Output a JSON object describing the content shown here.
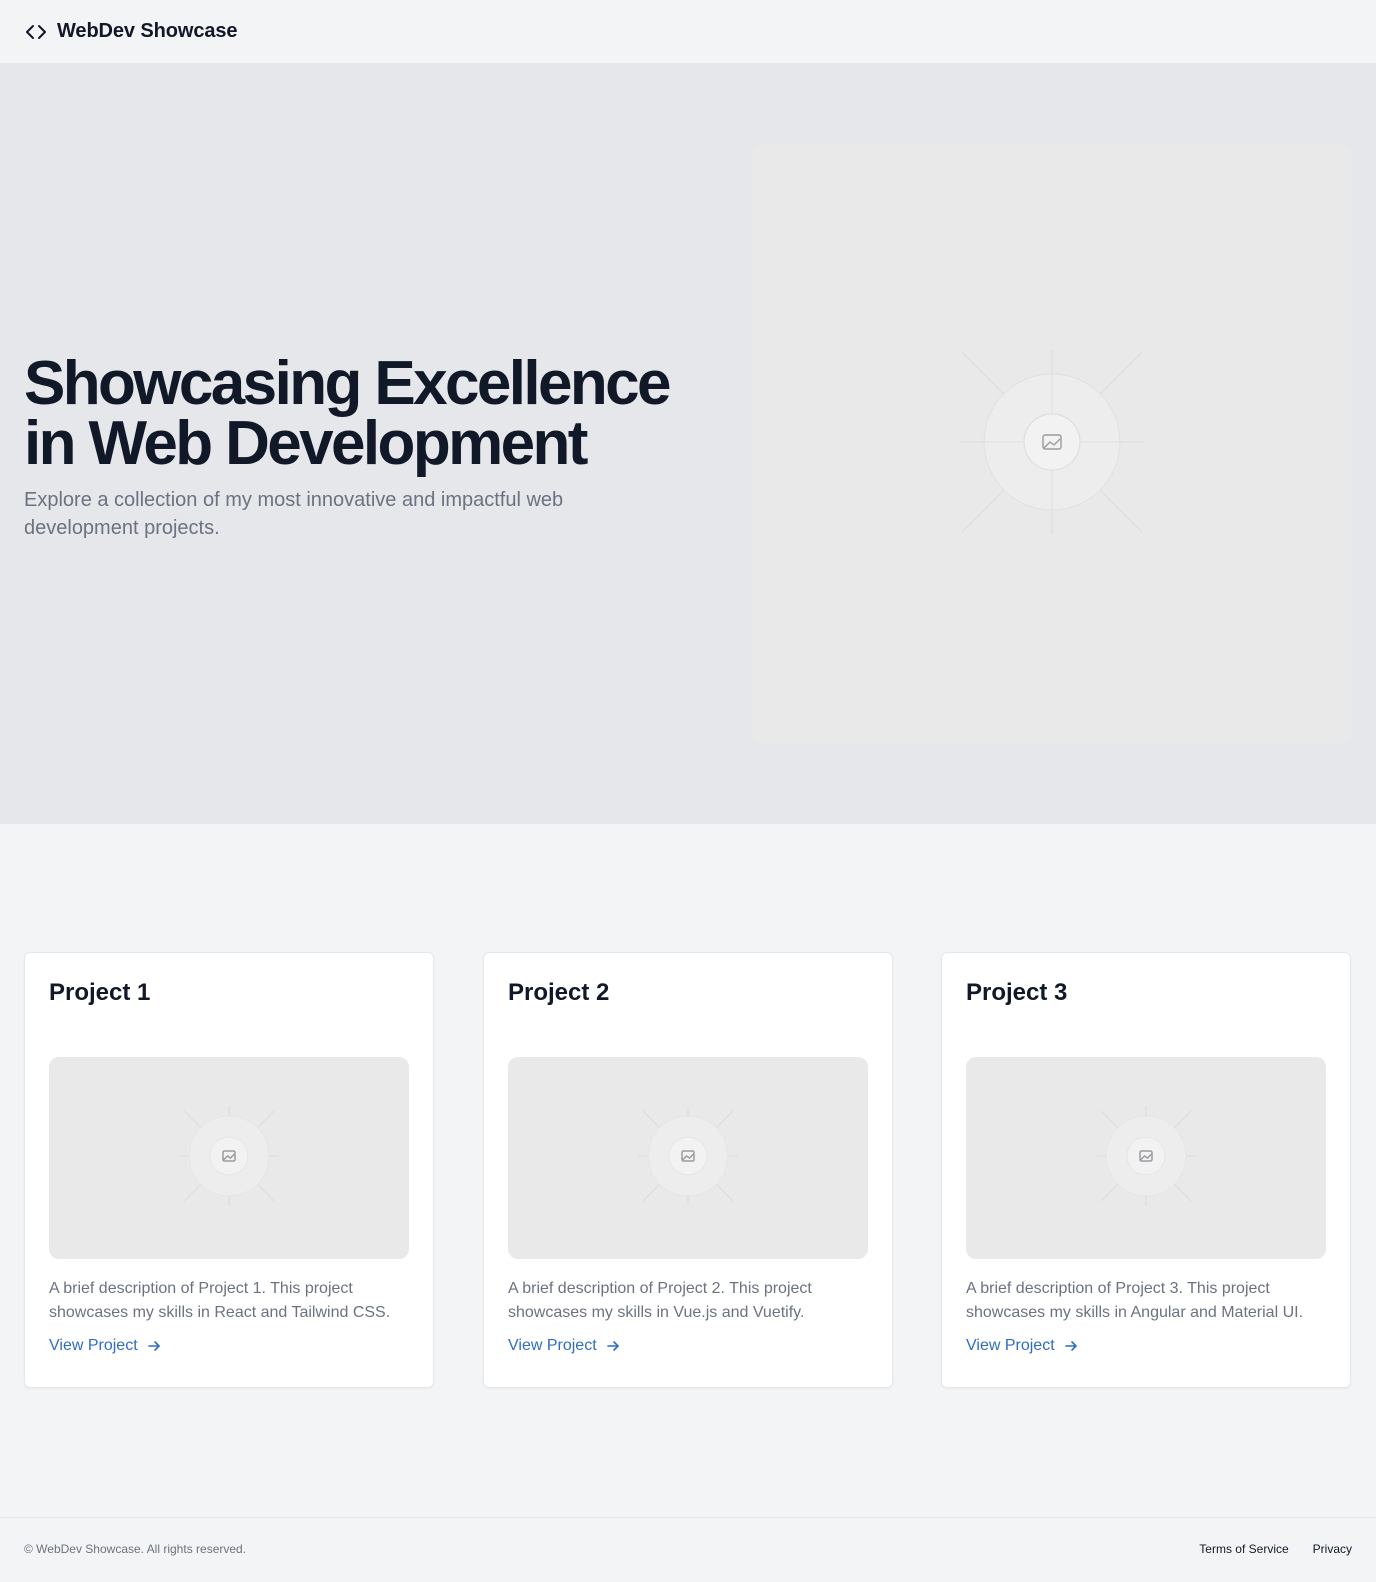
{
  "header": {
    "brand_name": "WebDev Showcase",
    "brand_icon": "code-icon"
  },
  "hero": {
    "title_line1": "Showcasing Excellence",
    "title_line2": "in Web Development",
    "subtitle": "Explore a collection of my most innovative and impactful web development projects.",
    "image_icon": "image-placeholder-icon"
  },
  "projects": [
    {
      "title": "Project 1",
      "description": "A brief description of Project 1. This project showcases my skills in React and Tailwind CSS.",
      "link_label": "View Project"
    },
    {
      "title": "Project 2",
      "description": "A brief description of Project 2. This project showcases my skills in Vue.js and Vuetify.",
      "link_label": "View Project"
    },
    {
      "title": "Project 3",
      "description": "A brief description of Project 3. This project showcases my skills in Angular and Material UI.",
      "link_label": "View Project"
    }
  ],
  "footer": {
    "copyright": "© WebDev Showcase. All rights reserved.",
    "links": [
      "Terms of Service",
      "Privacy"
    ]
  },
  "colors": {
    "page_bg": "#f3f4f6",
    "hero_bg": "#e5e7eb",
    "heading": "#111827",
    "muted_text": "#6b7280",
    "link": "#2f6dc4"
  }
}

__Stated task__. Reproduce every record above exactly, but leave out the pictures.

__The solution__.
Output a JSON object describing the content shown here.
{
  "header": {
    "brand_name": "WebDev Showcase",
    "brand_icon": "code-icon"
  },
  "hero": {
    "title_line1": "Showcasing Excellence",
    "title_line2": "in Web Development",
    "subtitle": "Explore a collection of my most innovative and impactful web development projects.",
    "image_icon": "image-placeholder-icon"
  },
  "projects": [
    {
      "title": "Project 1",
      "description": "A brief description of Project 1. This project showcases my skills in React and Tailwind CSS.",
      "link_label": "View Project"
    },
    {
      "title": "Project 2",
      "description": "A brief description of Project 2. This project showcases my skills in Vue.js and Vuetify.",
      "link_label": "View Project"
    },
    {
      "title": "Project 3",
      "description": "A brief description of Project 3. This project showcases my skills in Angular and Material UI.",
      "link_label": "View Project"
    }
  ],
  "footer": {
    "copyright": "© WebDev Showcase. All rights reserved.",
    "links": [
      "Terms of Service",
      "Privacy"
    ]
  },
  "colors": {
    "page_bg": "#f3f4f6",
    "hero_bg": "#e5e7eb",
    "heading": "#111827",
    "muted_text": "#6b7280",
    "link": "#2f6dc4"
  }
}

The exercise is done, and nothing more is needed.